## Data shown
++++++++++++++++++++
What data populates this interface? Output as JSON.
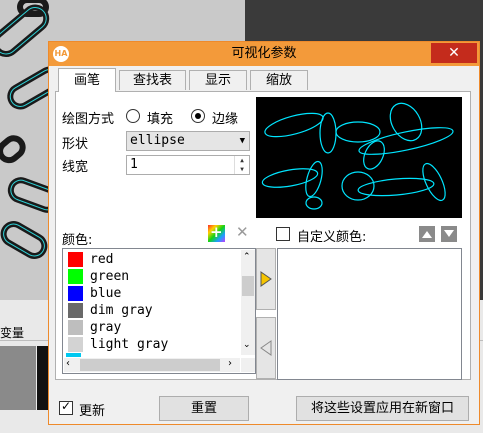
{
  "background": {
    "label": "变量"
  },
  "dialog": {
    "title": "可视化参数",
    "logo": "HA",
    "close_icon": "✕"
  },
  "tabs": [
    {
      "label": "画笔",
      "active": true
    },
    {
      "label": "查找表",
      "active": false
    },
    {
      "label": "显示",
      "active": false
    },
    {
      "label": "缩放",
      "active": false
    }
  ],
  "pen": {
    "draw_mode_label": "绘图方式",
    "fill_label": "填充",
    "edge_label": "边缘",
    "draw_mode_selected": "边缘",
    "shape_label": "形状",
    "shape_value": "ellipse",
    "line_width_label": "线宽",
    "line_width_value": "1"
  },
  "colors": {
    "label": "颜色:",
    "items": [
      {
        "name": "red",
        "hex": "#ff0000"
      },
      {
        "name": "green",
        "hex": "#00ff00"
      },
      {
        "name": "blue",
        "hex": "#0000ff"
      },
      {
        "name": "dim gray",
        "hex": "#696969"
      },
      {
        "name": "gray",
        "hex": "#bebebe"
      },
      {
        "name": "light gray",
        "hex": "#d3d3d3"
      }
    ],
    "custom_label": "自定义颜色:",
    "custom_checked": false
  },
  "footer": {
    "update_label": "更新",
    "update_checked": true,
    "reset_label": "重置",
    "apply_label": "将这些设置应用在新窗口"
  },
  "theme": {
    "accent": "#f39a3a",
    "close": "#c42b1c",
    "preview_stroke": "#00e5ff"
  },
  "icons": {
    "add_color": "add-color-icon",
    "remove_color": "remove-color-icon",
    "move_right": "arrow-right-icon",
    "move_left": "arrow-left-icon",
    "move_up": "arrow-up-icon",
    "move_down": "arrow-down-icon"
  }
}
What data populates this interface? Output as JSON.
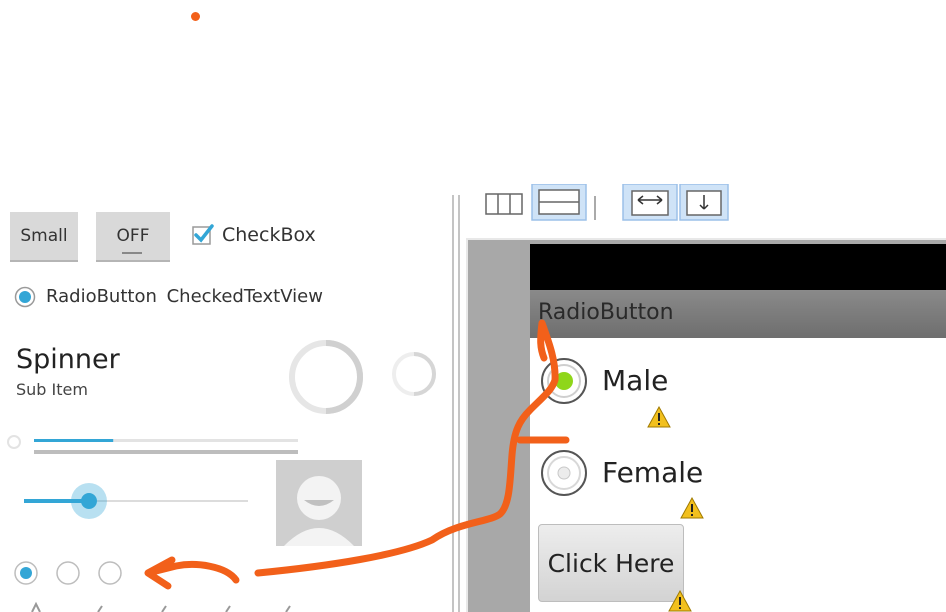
{
  "palette": {
    "small_button_label": "Small",
    "toggle_label": "OFF",
    "checkbox_label": "CheckBox",
    "radio_label": "RadioButton",
    "checked_text_label": "CheckedTextView",
    "spinner_title": "Spinner",
    "spinner_subtitle": "Sub Item",
    "checkbox_checked": true,
    "radio_checked": true,
    "progress_fraction": 0.3,
    "seek_fraction": 0.29
  },
  "toolbar": {
    "icons": [
      "table-layout-icon",
      "table-row-icon",
      "fit-width-icon",
      "fit-height-icon"
    ]
  },
  "preview": {
    "title": "RadioButton",
    "options": [
      {
        "label": "Male",
        "checked": true
      },
      {
        "label": "Female",
        "checked": false
      }
    ],
    "button_label": "Click Here"
  },
  "colors": {
    "accent_blue": "#33a6d6",
    "radio_green": "#8fd61a",
    "annotation_orange": "#f2601a",
    "warning_yellow": "#f2c01e"
  }
}
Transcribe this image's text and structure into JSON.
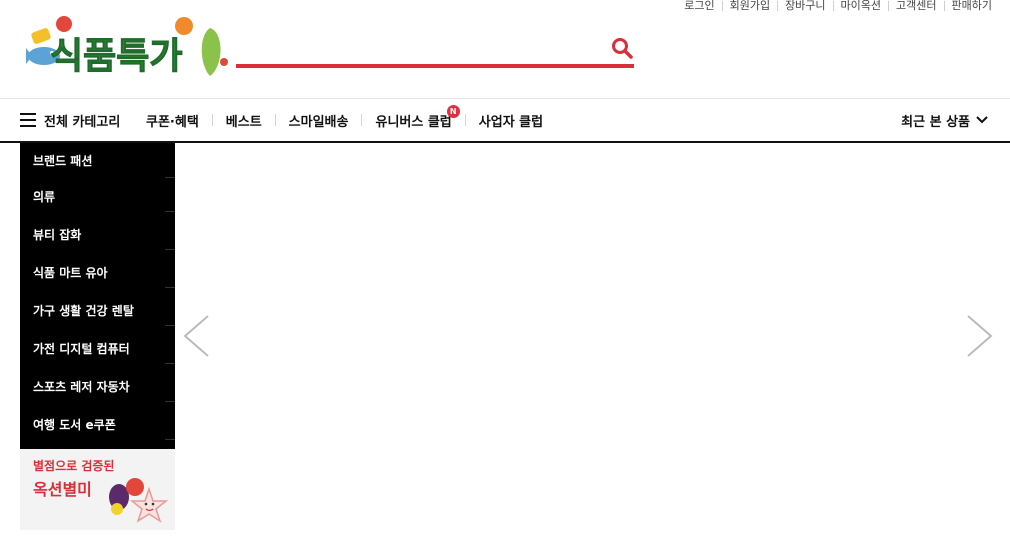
{
  "utility_links": [
    "로그인",
    "회원가입",
    "장바구니",
    "마이옥션",
    "고객센터",
    "판매하기"
  ],
  "logo_text": "식품특가",
  "search": {
    "value": "",
    "placeholder": ""
  },
  "gnb": {
    "all_categories": "전체 카테고리",
    "menu": [
      "쿠폰·혜택",
      "베스트",
      "스마일배송",
      "유니버스 클럽",
      "사업자 클럽"
    ],
    "new_badge": "N",
    "recent": "최근 본 상품"
  },
  "categories": [
    "브랜드 패션",
    "의류",
    "뷰티 잡화",
    "식품 마트 유아",
    "가구 생활 건강 렌탈",
    "가전 디지털 컴퓨터",
    "스포츠 레저 자동차",
    "여행 도서 e쿠폰"
  ],
  "banner": {
    "line1": "별점으로 검증된",
    "line2": "옥션별미"
  },
  "colors": {
    "accent": "#d8303a",
    "logo_green": "#2f8a3c"
  }
}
++++++++++++++++++++
## Description of the task
Begin with the line containing "Transcribe this image's" and end with the final line of the data, printing those lines exactly and only; pictures are left out.

## Complete response
Transcribe this image's text and structure into JSON.
{
  "utility_links": [
    "로그인",
    "회원가입",
    "장바구니",
    "마이옥션",
    "고객센터",
    "판매하기"
  ],
  "logo_text": "식품특가",
  "search": {
    "value": "",
    "placeholder": ""
  },
  "gnb": {
    "all_categories": "전체 카테고리",
    "menu": [
      "쿠폰·혜택",
      "베스트",
      "스마일배송",
      "유니버스 클럽",
      "사업자 클럽"
    ],
    "new_badge": "N",
    "recent": "최근 본 상품"
  },
  "categories": [
    "브랜드 패션",
    "의류",
    "뷰티 잡화",
    "식품 마트 유아",
    "가구 생활 건강 렌탈",
    "가전 디지털 컴퓨터",
    "스포츠 레저 자동차",
    "여행 도서 e쿠폰"
  ],
  "banner": {
    "line1": "별점으로 검증된",
    "line2": "옥션별미"
  },
  "colors": {
    "accent": "#d8303a",
    "logo_green": "#2f8a3c"
  }
}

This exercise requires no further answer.